(Rows from a figure dataset)
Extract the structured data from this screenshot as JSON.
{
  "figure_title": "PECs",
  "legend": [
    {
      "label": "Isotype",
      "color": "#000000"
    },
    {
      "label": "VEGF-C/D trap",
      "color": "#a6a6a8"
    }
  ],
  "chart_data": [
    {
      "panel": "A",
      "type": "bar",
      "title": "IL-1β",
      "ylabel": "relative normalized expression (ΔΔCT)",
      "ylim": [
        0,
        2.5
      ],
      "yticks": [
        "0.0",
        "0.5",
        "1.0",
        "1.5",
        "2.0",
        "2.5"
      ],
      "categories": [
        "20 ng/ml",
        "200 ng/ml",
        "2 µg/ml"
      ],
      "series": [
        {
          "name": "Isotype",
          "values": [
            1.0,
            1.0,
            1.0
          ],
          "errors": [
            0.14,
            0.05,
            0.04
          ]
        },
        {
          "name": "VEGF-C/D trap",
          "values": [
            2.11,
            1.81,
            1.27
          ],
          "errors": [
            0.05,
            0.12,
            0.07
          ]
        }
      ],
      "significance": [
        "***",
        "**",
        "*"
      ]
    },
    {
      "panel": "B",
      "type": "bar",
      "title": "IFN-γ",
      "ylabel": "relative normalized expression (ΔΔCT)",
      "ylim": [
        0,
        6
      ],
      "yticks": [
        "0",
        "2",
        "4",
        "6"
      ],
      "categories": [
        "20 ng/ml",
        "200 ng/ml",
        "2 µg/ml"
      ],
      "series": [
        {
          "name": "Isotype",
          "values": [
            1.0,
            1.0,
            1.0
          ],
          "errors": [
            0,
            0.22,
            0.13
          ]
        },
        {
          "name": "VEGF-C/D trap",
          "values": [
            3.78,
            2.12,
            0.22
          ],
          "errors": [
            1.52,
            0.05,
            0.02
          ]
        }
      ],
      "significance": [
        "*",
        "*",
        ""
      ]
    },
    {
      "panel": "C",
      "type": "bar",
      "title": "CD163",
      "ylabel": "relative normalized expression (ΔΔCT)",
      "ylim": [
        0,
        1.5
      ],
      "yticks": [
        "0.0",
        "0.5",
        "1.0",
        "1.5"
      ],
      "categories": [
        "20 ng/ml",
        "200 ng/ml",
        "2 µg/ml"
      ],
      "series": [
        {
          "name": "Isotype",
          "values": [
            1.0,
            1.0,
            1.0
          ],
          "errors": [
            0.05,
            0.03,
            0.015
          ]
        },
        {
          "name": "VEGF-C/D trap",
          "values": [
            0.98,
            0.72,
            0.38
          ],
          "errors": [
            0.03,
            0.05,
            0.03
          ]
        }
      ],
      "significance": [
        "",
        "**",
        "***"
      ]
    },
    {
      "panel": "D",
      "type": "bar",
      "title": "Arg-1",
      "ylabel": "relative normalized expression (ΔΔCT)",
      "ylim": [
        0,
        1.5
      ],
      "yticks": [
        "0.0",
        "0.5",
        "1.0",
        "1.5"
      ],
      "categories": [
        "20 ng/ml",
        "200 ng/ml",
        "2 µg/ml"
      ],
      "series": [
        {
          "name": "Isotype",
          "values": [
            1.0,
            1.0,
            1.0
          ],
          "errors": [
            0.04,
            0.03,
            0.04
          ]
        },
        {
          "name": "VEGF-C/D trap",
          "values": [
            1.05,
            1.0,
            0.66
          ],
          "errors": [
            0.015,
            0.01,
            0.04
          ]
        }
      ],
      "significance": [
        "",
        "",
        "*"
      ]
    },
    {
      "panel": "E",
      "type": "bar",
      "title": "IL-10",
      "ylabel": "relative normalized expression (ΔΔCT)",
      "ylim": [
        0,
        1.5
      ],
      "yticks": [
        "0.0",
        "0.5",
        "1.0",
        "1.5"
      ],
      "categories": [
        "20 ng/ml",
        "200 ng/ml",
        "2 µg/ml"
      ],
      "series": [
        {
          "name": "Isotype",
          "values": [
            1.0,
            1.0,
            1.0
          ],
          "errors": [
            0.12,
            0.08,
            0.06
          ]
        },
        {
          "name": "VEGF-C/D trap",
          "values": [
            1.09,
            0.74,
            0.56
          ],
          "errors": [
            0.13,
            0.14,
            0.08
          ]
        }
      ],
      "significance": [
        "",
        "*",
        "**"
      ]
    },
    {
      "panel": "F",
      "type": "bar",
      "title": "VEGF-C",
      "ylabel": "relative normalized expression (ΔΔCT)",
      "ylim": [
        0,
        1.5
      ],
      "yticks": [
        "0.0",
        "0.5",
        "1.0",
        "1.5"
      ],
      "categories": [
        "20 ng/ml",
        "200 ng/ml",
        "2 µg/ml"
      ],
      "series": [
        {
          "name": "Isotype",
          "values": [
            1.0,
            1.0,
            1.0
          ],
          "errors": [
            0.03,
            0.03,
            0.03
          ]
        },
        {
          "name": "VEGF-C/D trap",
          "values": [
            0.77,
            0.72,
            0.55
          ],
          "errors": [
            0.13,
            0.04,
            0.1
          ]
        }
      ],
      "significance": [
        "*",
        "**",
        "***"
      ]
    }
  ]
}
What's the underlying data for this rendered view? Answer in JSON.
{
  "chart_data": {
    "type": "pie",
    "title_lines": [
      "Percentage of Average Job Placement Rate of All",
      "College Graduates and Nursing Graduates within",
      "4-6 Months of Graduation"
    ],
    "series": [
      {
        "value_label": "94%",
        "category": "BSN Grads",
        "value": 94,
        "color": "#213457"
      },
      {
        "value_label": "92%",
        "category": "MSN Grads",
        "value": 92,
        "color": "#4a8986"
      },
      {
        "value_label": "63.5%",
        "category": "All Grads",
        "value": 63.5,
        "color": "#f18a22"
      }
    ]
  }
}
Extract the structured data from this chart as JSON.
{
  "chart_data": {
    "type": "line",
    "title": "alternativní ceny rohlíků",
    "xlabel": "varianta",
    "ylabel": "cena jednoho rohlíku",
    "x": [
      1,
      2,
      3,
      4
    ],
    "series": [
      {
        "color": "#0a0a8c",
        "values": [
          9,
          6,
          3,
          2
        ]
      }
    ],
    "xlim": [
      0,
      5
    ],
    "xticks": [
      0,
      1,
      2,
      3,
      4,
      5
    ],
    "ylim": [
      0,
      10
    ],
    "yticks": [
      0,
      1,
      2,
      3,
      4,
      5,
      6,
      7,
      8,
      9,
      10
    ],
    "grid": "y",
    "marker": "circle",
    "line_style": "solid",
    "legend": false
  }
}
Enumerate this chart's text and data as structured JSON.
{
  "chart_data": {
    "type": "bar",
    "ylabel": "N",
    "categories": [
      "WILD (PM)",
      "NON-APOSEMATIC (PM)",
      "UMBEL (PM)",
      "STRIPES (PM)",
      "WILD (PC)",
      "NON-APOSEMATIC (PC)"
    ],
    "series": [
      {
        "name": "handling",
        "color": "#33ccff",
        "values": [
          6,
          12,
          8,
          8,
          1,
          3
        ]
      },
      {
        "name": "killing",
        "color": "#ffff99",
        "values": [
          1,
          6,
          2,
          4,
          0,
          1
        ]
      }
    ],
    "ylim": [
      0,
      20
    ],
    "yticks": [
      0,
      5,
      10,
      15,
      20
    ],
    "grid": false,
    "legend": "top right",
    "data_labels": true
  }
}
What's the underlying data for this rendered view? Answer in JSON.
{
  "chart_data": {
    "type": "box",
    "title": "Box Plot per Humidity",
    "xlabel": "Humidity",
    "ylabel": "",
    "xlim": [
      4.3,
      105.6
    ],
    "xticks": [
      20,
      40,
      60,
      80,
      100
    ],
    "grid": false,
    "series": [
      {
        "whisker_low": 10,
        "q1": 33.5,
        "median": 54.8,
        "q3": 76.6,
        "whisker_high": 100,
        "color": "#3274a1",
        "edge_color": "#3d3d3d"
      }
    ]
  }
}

→ Task:
All of the data needs to be printed once more, exactly.

→ Answer in full:
Extract the structured data from this screenshot as JSON.
{
  "figure_title": "PECs",
  "legend": [
    {
      "label": "Isotype",
      "color": "#000000"
    },
    {
      "label": "VEGF-C/D trap",
      "color": "#a6a6a8"
    }
  ],
  "chart_data": [
    {
      "panel": "A",
      "type": "bar",
      "title": "IL-1β",
      "ylabel": "relative normalized expression (ΔΔCT)",
      "ylim": [
        0,
        2.5
      ],
      "yticks": [
        "0.0",
        "0.5",
        "1.0",
        "1.5",
        "2.0",
        "2.5"
      ],
      "categories": [
        "20 ng/ml",
        "200 ng/ml",
        "2 µg/ml"
      ],
      "series": [
        {
          "name": "Isotype",
          "values": [
            1.0,
            1.0,
            1.0
          ],
          "errors": [
            0.14,
            0.05,
            0.04
          ]
        },
        {
          "name": "VEGF-C/D trap",
          "values": [
            2.11,
            1.81,
            1.27
          ],
          "errors": [
            0.05,
            0.12,
            0.07
          ]
        }
      ],
      "significance": [
        "***",
        "**",
        "*"
      ]
    },
    {
      "panel": "B",
      "type": "bar",
      "title": "IFN-γ",
      "ylabel": "relative normalized expression (ΔΔCT)",
      "ylim": [
        0,
        6
      ],
      "yticks": [
        "0",
        "2",
        "4",
        "6"
      ],
      "categories": [
        "20 ng/ml",
        "200 ng/ml",
        "2 µg/ml"
      ],
      "series": [
        {
          "name": "Isotype",
          "values": [
            1.0,
            1.0,
            1.0
          ],
          "errors": [
            0,
            0.22,
            0.13
          ]
        },
        {
          "name": "VEGF-C/D trap",
          "values": [
            3.78,
            2.12,
            0.22
          ],
          "errors": [
            1.52,
            0.05,
            0.02
          ]
        }
      ],
      "significance": [
        "*",
        "*",
        ""
      ]
    },
    {
      "panel": "C",
      "type": "bar",
      "title": "CD163",
      "ylabel": "relative normalized expression (ΔΔCT)",
      "ylim": [
        0,
        1.5
      ],
      "yticks": [
        "0.0",
        "0.5",
        "1.0",
        "1.5"
      ],
      "categories": [
        "20 ng/ml",
        "200 ng/ml",
        "2 µg/ml"
      ],
      "series": [
        {
          "name": "Isotype",
          "values": [
            1.0,
            1.0,
            1.0
          ],
          "errors": [
            0.05,
            0.03,
            0.015
          ]
        },
        {
          "name": "VEGF-C/D trap",
          "values": [
            0.98,
            0.72,
            0.38
          ],
          "errors": [
            0.03,
            0.05,
            0.03
          ]
        }
      ],
      "significance": [
        "",
        "**",
        "***"
      ]
    },
    {
      "panel": "D",
      "type": "bar",
      "title": "Arg-1",
      "ylabel": "relative normalized expression (ΔΔCT)",
      "ylim": [
        0,
        1.5
      ],
      "yticks": [
        "0.0",
        "0.5",
        "1.0",
        "1.5"
      ],
      "categories": [
        "20 ng/ml",
        "200 ng/ml",
        "2 µg/ml"
      ],
      "series": [
        {
          "name": "Isotype",
          "values": [
            1.0,
            1.0,
            1.0
          ],
          "errors": [
            0.04,
            0.03,
            0.04
          ]
        },
        {
          "name": "VEGF-C/D trap",
          "values": [
            1.05,
            1.0,
            0.66
          ],
          "errors": [
            0.015,
            0.01,
            0.04
          ]
        }
      ],
      "significance": [
        "",
        "",
        "*"
      ]
    },
    {
      "panel": "E",
      "type": "bar",
      "title": "IL-10",
      "ylabel": "relative normalized expression (ΔΔCT)",
      "ylim": [
        0,
        1.5
      ],
      "yticks": [
        "0.0",
        "0.5",
        "1.0",
        "1.5"
      ],
      "categories": [
        "20 ng/ml",
        "200 ng/ml",
        "2 µg/ml"
      ],
      "series": [
        {
          "name": "Isotype",
          "values": [
            1.0,
            1.0,
            1.0
          ],
          "errors": [
            0.12,
            0.08,
            0.06
          ]
        },
        {
          "name": "VEGF-C/D trap",
          "values": [
            1.09,
            0.74,
            0.56
          ],
          "errors": [
            0.13,
            0.14,
            0.08
          ]
        }
      ],
      "significance": [
        "",
        "*",
        "**"
      ]
    },
    {
      "panel": "F",
      "type": "bar",
      "title": "VEGF-C",
      "ylabel": "relative normalized expression (ΔΔCT)",
      "ylim": [
        0,
        1.5
      ],
      "yticks": [
        "0.0",
        "0.5",
        "1.0",
        "1.5"
      ],
      "categories": [
        "20 ng/ml",
        "200 ng/ml",
        "2 µg/ml"
      ],
      "series": [
        {
          "name": "Isotype",
          "values": [
            1.0,
            1.0,
            1.0
          ],
          "errors": [
            0.03,
            0.03,
            0.03
          ]
        },
        {
          "name": "VEGF-C/D trap",
          "values": [
            0.77,
            0.72,
            0.55
          ],
          "errors": [
            0.13,
            0.04,
            0.1
          ]
        }
      ],
      "significance": [
        "*",
        "**",
        "***"
      ]
    }
  ]
}
What's the underlying data for this rendered view? Answer in JSON.
{
  "chart_data": {
    "type": "pie",
    "title_lines": [
      "Percentage of Average Job Placement Rate of All",
      "College Graduates and Nursing Graduates within",
      "4-6 Months of Graduation"
    ],
    "series": [
      {
        "value_label": "94%",
        "category": "BSN Grads",
        "value": 94,
        "color": "#213457"
      },
      {
        "value_label": "92%",
        "category": "MSN Grads",
        "value": 92,
        "color": "#4a8986"
      },
      {
        "value_label": "63.5%",
        "category": "All Grads",
        "value": 63.5,
        "color": "#f18a22"
      }
    ]
  }
}
Extract the structured data from this chart as JSON.
{
  "chart_data": {
    "type": "line",
    "title": "alternativní ceny rohlíků",
    "xlabel": "varianta",
    "ylabel": "cena jednoho rohlíku",
    "x": [
      1,
      2,
      3,
      4
    ],
    "series": [
      {
        "color": "#0a0a8c",
        "values": [
          9,
          6,
          3,
          2
        ]
      }
    ],
    "xlim": [
      0,
      5
    ],
    "xticks": [
      0,
      1,
      2,
      3,
      4,
      5
    ],
    "ylim": [
      0,
      10
    ],
    "yticks": [
      0,
      1,
      2,
      3,
      4,
      5,
      6,
      7,
      8,
      9,
      10
    ],
    "grid": "y",
    "marker": "circle",
    "line_style": "solid",
    "legend": false
  }
}
Enumerate this chart's text and data as structured JSON.
{
  "chart_data": {
    "type": "bar",
    "ylabel": "N",
    "categories": [
      "WILD (PM)",
      "NON-APOSEMATIC (PM)",
      "UMBEL (PM)",
      "STRIPES (PM)",
      "WILD (PC)",
      "NON-APOSEMATIC (PC)"
    ],
    "series": [
      {
        "name": "handling",
        "color": "#33ccff",
        "values": [
          6,
          12,
          8,
          8,
          1,
          3
        ]
      },
      {
        "name": "killing",
        "color": "#ffff99",
        "values": [
          1,
          6,
          2,
          4,
          0,
          1
        ]
      }
    ],
    "ylim": [
      0,
      20
    ],
    "yticks": [
      0,
      5,
      10,
      15,
      20
    ],
    "grid": false,
    "legend": "top right",
    "data_labels": true
  }
}
What's the underlying data for this rendered view? Answer in JSON.
{
  "chart_data": {
    "type": "box",
    "title": "Box Plot per Humidity",
    "xlabel": "Humidity",
    "ylabel": "",
    "xlim": [
      4.3,
      105.6
    ],
    "xticks": [
      20,
      40,
      60,
      80,
      100
    ],
    "grid": false,
    "series": [
      {
        "whisker_low": 10,
        "q1": 33.5,
        "median": 54.8,
        "q3": 76.6,
        "whisker_high": 100,
        "color": "#3274a1",
        "edge_color": "#3d3d3d"
      }
    ]
  }
}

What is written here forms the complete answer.